◆ **Job 1**
Write out, word for word, the passage of the post on fiction and factual storytelling that runs from "So, do you write" up to and including "to format shows.".
◆ **Job 2**
Extend the post on fiction and factual storytelling, picking up right after its final sentence.

◆ **Document segment**
-------
Fiction and Fact – Telling the same stories

 

So, do you write fiction or fact?  I started as a short story and article writer but I very soon decided which one I was – a fiction writer at heart.  Just recently  however, I was tempted out of my comfort zone by a series of  courses organised by Nine Lives Media who produced the recent terrific Poundland Wars.  They were funded by Skillset and focused on different areas of factual television from documentaries to format shows.

The excellent Robert Thirkell came to Media City in Salford and spent two days talking us through his career as a documentary film maker.   Even though you know the story you’re watching has been edited, it’s only when you see the process that you begin to realise that storytelling is storytelling, whether it’s fiction or fact.  Both of them have a script because a story has to have structure and a beginning, middle and end and just as with fiction, it helps to know where you want to end up with.  If you don’t know Robert Thirkell, he’s the man behind Jamie Oliver’s School Dinners and a host of other successful shows.
-------
◆ **Material provided**
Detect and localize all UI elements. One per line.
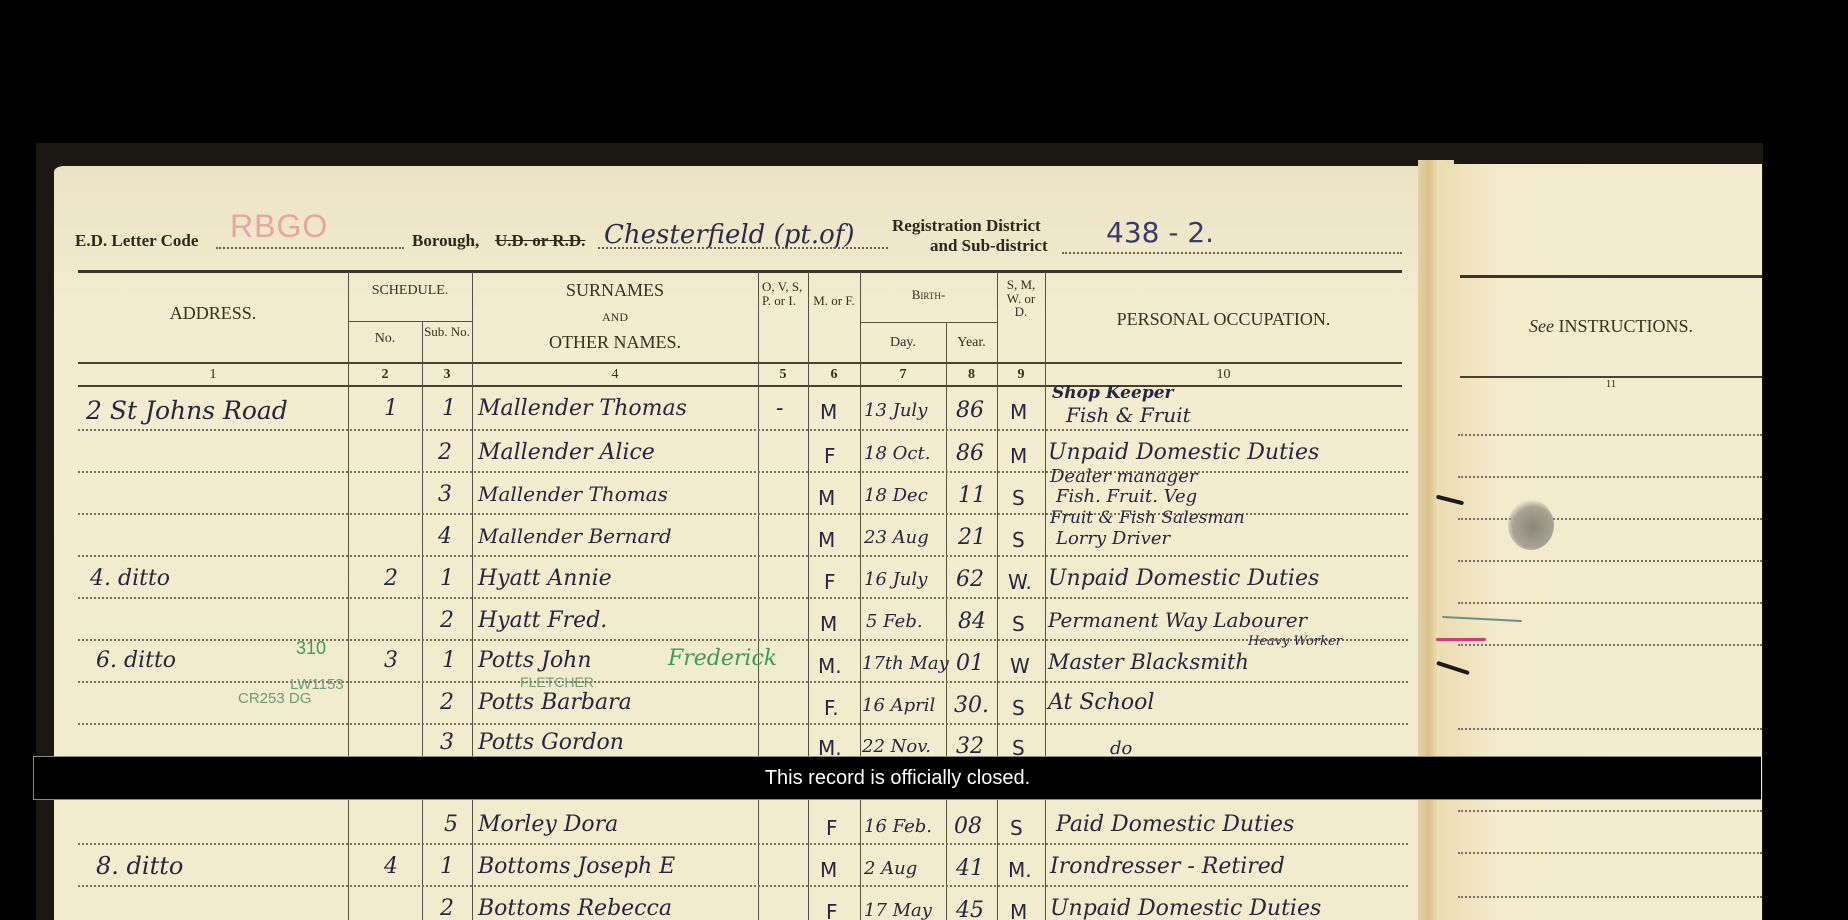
-------
◆ **Result 1**
So, do you write fiction or fact?  I started as a short story and article writer but I very soon decided which one I was – a fiction writer at heart.  Just recently  however, I was tempted out of my comfort zone by a series of  courses organised by Nine Lives Media who produced the recent terrific Poundland Wars.  They were funded by Skillset and focused on different areas of factual television from documentaries to format shows.

◆ **Result 2**
I was the only writer in a room of producers and assistant producers but Robert pointed out that he sees his job as being a writer also, finding the best way to tell his stories.

The same elements that work in fiction also work in factual storytelling.  It’s all back to character, character, character.  Just as you have to spend time working with your characters, finding their fears and how they drive them, how everything they do will be driven by these fears, so producers of factual stories have to find characters who will stand out, who are literally larger than life and who will drive those stories.

As fiction writers, there’s much we can find in these stories, from their structure to their characters, that we can borrow.  The hero will be there and there’ll be an antagonist, someone  or something that’s standing in his way.  The most successful work when the story’s tight and keeps the hero/heroine in almost every scene, for it’s him/her that’s driving everything.   When there are too many stories being interwoven, it’s like too many sub-plots.  You can lose track of what’s going on, unless the theme is strong and keeps them all going in the same direction.

Watching good factual programmes like Jamie Oliver’s School Dinners and Poundland Wars, both UK television shows, and comparing them to fictional feature films, will tell you a great deal about structure and  character.  Good ensemble films will show  how some of these factual films are put together – take a look at “Magnolia”,  (1999) with its use of opening narrative and two parallel stories with interweaving stories.  Check out the storyline and plot on IMDB – a word of warning – sometimes it’s best to read the shortest, most concise version and not become mired in too much character detail.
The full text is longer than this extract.